::: EXTRACTED INFORMATION

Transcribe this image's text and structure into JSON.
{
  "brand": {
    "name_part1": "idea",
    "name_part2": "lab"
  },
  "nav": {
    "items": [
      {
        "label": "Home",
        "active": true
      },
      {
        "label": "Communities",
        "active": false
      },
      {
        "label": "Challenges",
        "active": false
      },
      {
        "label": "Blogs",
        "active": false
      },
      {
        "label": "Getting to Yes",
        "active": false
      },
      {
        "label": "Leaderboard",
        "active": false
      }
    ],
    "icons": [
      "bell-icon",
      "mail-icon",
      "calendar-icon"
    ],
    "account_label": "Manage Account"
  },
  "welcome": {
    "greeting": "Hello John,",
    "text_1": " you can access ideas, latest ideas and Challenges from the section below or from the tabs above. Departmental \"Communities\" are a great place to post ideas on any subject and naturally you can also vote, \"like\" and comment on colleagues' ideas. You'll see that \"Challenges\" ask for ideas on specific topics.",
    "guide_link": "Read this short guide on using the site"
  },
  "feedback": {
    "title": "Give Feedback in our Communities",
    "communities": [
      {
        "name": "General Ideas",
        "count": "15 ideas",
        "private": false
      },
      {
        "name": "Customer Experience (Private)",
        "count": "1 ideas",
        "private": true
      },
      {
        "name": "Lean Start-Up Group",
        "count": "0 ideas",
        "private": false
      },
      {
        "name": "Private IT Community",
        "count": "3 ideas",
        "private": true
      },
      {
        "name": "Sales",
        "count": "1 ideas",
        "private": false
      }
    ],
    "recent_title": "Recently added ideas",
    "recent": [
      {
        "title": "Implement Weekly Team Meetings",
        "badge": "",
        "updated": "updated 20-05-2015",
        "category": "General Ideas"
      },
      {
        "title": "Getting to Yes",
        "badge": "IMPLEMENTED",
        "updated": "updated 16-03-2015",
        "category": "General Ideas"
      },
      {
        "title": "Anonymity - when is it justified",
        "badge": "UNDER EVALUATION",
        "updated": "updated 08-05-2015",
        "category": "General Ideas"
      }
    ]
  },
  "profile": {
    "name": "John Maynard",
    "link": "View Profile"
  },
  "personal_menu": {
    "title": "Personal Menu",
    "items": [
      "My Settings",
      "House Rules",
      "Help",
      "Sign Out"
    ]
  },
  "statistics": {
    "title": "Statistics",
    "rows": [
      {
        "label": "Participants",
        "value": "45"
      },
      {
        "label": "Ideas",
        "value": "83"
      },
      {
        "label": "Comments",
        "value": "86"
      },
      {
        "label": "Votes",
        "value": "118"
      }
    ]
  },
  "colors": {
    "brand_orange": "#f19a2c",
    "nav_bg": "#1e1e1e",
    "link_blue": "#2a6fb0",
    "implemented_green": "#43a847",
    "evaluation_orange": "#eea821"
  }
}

::::::

▶ **TASK DETAILS**
Select all lines in the listing above where the word "this" appears, and show them.

▶ **THE COMPLETED TASK**
Transcribe this image's text and structure into JSON.
    "guide_link": "Read this short guide on using the site"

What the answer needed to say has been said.